Exercise details: Write out the full listing again. Make no alterations.
Start of Input records
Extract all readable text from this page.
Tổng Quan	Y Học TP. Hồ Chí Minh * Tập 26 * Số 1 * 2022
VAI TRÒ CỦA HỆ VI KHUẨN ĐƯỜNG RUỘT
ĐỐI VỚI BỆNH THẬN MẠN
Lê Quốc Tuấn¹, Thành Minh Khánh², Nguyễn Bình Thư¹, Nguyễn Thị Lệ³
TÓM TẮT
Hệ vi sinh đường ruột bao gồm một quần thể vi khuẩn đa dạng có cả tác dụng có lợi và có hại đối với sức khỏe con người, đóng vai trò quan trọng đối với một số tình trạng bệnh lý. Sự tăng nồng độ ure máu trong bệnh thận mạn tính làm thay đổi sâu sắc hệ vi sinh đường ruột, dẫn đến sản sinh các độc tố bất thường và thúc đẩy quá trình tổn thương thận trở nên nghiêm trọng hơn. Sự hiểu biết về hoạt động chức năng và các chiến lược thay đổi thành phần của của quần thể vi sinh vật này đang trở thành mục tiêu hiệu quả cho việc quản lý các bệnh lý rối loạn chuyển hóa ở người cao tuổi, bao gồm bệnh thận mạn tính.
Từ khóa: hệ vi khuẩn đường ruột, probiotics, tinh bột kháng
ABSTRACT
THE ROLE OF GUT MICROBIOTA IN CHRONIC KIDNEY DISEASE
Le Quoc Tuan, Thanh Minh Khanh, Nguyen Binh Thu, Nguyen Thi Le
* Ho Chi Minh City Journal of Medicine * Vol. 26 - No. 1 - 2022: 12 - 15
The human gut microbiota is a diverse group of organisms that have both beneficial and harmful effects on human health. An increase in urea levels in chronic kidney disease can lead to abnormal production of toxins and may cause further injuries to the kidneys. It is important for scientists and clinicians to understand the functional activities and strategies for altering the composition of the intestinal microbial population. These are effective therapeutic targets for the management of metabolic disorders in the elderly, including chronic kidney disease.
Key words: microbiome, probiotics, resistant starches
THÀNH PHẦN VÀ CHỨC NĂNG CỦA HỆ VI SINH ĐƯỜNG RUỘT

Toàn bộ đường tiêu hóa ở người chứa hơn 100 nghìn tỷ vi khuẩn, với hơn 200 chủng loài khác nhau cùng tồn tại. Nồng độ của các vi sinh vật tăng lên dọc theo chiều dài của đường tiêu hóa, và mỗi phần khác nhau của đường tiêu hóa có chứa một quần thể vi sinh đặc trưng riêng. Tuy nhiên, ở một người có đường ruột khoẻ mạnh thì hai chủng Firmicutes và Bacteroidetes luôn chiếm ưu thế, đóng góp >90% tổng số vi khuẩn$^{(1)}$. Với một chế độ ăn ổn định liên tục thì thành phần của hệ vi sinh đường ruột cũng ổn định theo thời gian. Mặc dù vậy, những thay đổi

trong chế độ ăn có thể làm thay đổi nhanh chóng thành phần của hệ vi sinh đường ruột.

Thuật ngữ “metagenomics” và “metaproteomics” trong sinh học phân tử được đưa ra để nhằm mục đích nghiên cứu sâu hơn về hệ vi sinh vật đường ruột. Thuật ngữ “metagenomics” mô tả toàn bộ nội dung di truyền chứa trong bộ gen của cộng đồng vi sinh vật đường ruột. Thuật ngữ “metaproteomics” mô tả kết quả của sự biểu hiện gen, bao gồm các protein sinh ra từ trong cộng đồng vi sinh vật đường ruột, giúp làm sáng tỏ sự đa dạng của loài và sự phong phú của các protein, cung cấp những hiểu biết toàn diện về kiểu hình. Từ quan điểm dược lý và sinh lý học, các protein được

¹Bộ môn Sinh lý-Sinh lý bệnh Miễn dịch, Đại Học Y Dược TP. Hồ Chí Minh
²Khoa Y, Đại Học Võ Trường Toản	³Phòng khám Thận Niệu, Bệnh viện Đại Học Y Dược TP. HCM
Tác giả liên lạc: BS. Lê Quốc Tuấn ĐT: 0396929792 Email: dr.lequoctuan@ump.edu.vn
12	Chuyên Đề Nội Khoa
End of Input records
Exercise response:
Extract all readable text from this page.
Tổng Quan	Y Học TP. Hồ Chí Minh * Tập 26 * Số 1 * 2022
VAI TRÒ CỦA HỆ VI KHUẨN ĐƯỜNG RUỘT
ĐỐI VỚI BỆNH THẬN MẠN
Lê Quốc Tuấn¹, Thành Minh Khánh², Nguyễn Bình Thư¹, Nguyễn Thị Lệ³
TÓM TẮT
Hệ vi sinh đường ruột bao gồm một quần thể vi khuẩn đa dạng có cả tác dụng có lợi và có hại đối với sức khỏe con người, đóng vai trò quan trọng đối với một số tình trạng bệnh lý. Sự tăng nồng độ ure máu trong bệnh thận mạn tính làm thay đổi sâu sắc hệ vi sinh đường ruột, dẫn đến sản sinh các độc tố bất thường và thúc đẩy quá trình tổn thương thận trở nên nghiêm trọng hơn. Sự hiểu biết về hoạt động chức năng và các chiến lược thay đổi thành phần của của quần thể vi sinh vật này đang trở thành mục tiêu hiệu quả cho việc quản lý các bệnh lý rối loạn chuyển hóa ở người cao tuổi, bao gồm bệnh thận mạn tính.
Từ khóa: hệ vi khuẩn đường ruột, probiotics, tinh bột kháng
ABSTRACT
THE ROLE OF GUT MICROBIOTA IN CHRONIC KIDNEY DISEASE
Le Quoc Tuan, Thanh Minh Khanh, Nguyen Binh Thu, Nguyen Thi Le
* Ho Chi Minh City Journal of Medicine * Vol. 26 - No. 1 - 2022: 12 - 15
The human gut microbiota is a diverse group of organisms that have both beneficial and harmful effects on human health. An increase in urea levels in chronic kidney disease can lead to abnormal production of toxins and may cause further injuries to the kidneys. It is important for scientists and clinicians to understand the functional activities and strategies for altering the composition of the intestinal microbial population. These are effective therapeutic targets for the management of metabolic disorders in the elderly, including chronic kidney disease.
Key words: microbiome, probiotics, resistant starches
THÀNH PHẦN VÀ CHỨC NĂNG CỦA HỆ VI SINH ĐƯỜNG RUỘT

Toàn bộ đường tiêu hóa ở người chứa hơn 100 nghìn tỷ vi khuẩn, với hơn 200 chủng loài khác nhau cùng tồn tại. Nồng độ của các vi sinh vật tăng lên dọc theo chiều dài của đường tiêu hóa, và mỗi phần khác nhau của đường tiêu hóa có chứa một quần thể vi sinh đặc trưng riêng. Tuy nhiên, ở một người có đường ruột khoẻ mạnh thì hai chủng Firmicutes và Bacteroidetes luôn chiếm ưu thế, đóng góp >90% tổng số vi khuẩn$^{(1)}$. Với một chế độ ăn ổn định liên tục thì thành phần của hệ vi sinh đường ruột cũng ổn định theo thời gian. Mặc dù vậy, những thay đổi

trong chế độ ăn có thể làm thay đổi nhanh chóng thành phần của hệ vi sinh đường ruột.

Thuật ngữ “metagenomics” và “metaproteomics” trong sinh học phân tử được đưa ra để nhằm mục đích nghiên cứu sâu hơn về hệ vi sinh vật đường ruột. Thuật ngữ “metagenomics” mô tả toàn bộ nội dung di truyền chứa trong bộ gen của cộng đồng vi sinh vật đường ruột. Thuật ngữ “metaproteomics” mô tả kết quả của sự biểu hiện gen, bao gồm các protein sinh ra từ trong cộng đồng vi sinh vật đường ruột, giúp làm sáng tỏ sự đa dạng của loài và sự phong phú của các protein, cung cấp những hiểu biết toàn diện về kiểu hình. Từ quan điểm dược lý và sinh lý học, các protein được

¹Bộ môn Sinh lý-Sinh lý bệnh Miễn dịch, Đại Học Y Dược TP. Hồ Chí Minh
²Khoa Y, Đại Học Võ Trường Toản	³Phòng khám Thận Niệu, Bệnh viện Đại Học Y Dược TP. HCM
Tác giả liên lạc: BS. Lê Quốc Tuấn ĐT: 0396929792 Email: dr.lequoctuan@ump.edu.vn
12	Chuyên Đề Nội Khoa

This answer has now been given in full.